• [Source data]:
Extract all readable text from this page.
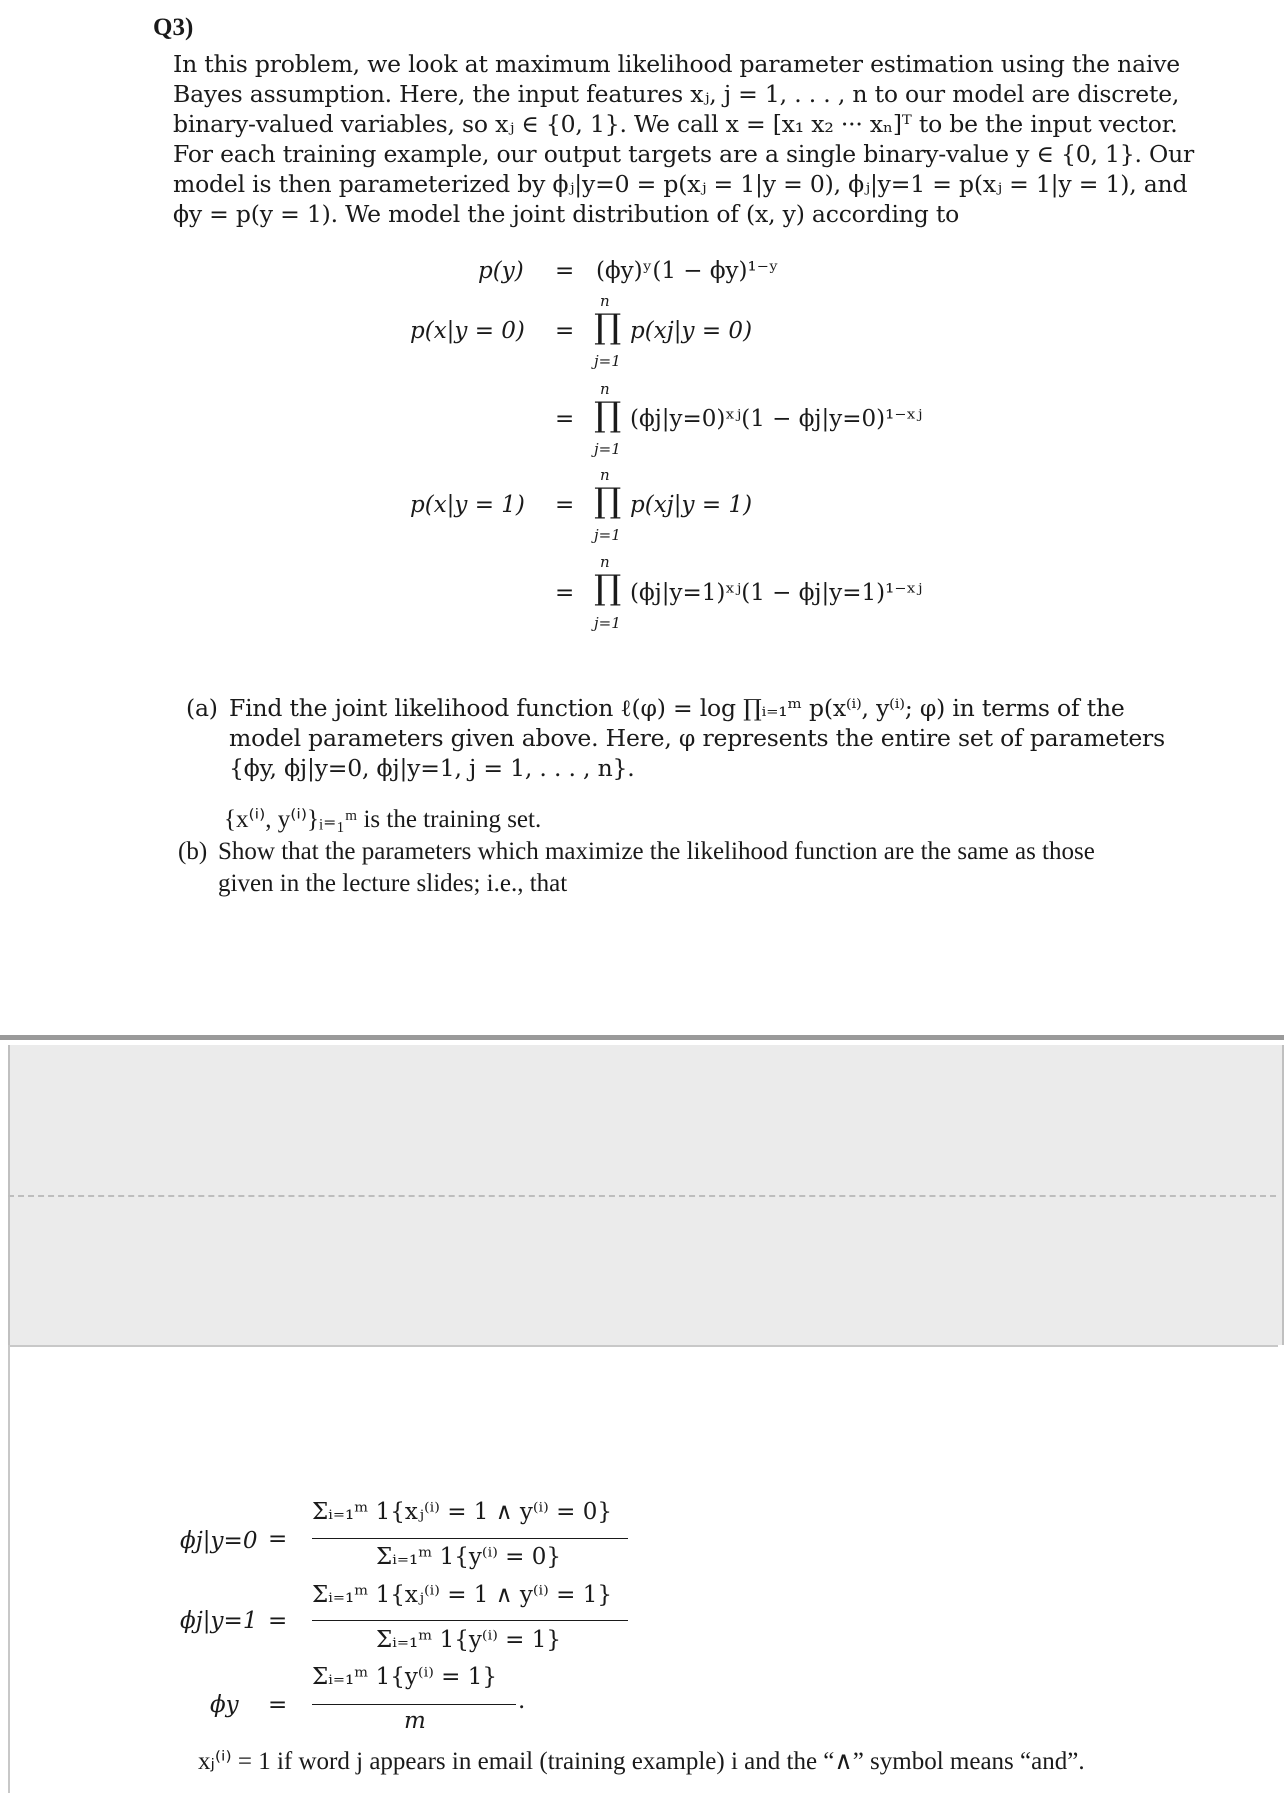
Q3)
In this problem, we look at maximum likelihood parameter estimation using the naive
Bayes assumption. Here, the input features xⱼ, j = 1, . . . , n to our model are discrete,
binary-valued variables, so xⱼ ∈ {0, 1}. We call x = [x₁ x₂ ··· xₙ]ᵀ to be the input vector.
For each training example, our output targets are a single binary-value y ∈ {0, 1}. Our
model is then parameterized by ϕⱼ|y=0 = p(xⱼ = 1|y = 0), ϕⱼ|y=1 = p(xⱼ = 1|y = 1), and
ϕy = p(y = 1). We model the joint distribution of (x, y) according to
p(y) = (ϕy)ʸ(1 − ϕy)¹⁻ʸ
n
p(x|y = 0) = ∏ p(xj|y = 0)
j=1
n
= ∏ (ϕj|y=0)ˣʲ(1 − ϕj|y=0)¹⁻ˣʲ
j=1
n
p(x|y = 1) = ∏ p(xj|y = 1)
j=1
n
= ∏ (ϕj|y=1)ˣʲ(1 − ϕj|y=1)¹⁻ˣʲ
j=1
(a) Find the joint likelihood function ℓ(φ) = log ∏ᵢ₌₁ᵐ p(x⁽ⁱ⁾, y⁽ⁱ⁾; φ) in terms of the
model parameters given above. Here, φ represents the entire set of parameters
{ϕy, ϕj|y=0, ϕj|y=1, j = 1, . . . , n}.
{x⁽ⁱ⁾, y⁽ⁱ⁾}ᵢ₌₁ᵐ is the training set.
(b) Show that the parameters which maximize the likelihood function are the same as those
given in the lecture slides; i.e., that
Σᵢ₌₁ᵐ 1{xⱼ⁽ⁱ⁾ = 1 ∧ y⁽ⁱ⁾ = 0}
ϕj|y=0 =
Σᵢ₌₁ᵐ 1{y⁽ⁱ⁾ = 0}
Σᵢ₌₁ᵐ 1{xⱼ⁽ⁱ⁾ = 1 ∧ y⁽ⁱ⁾ = 1}
ϕj|y=1 =
Σᵢ₌₁ᵐ 1{y⁽ⁱ⁾ = 1}
Σᵢ₌₁ᵐ 1{y⁽ⁱ⁾ = 1}
.
ϕy =
m
xⱼ⁽ⁱ⁾ = 1 if word j appears in email (training example) i and the “∧” symbol means “and”.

• [Exercise brief]: How many lines of these entries contain "joint"? Answer with the number and nothing else.

• [Task result]: 2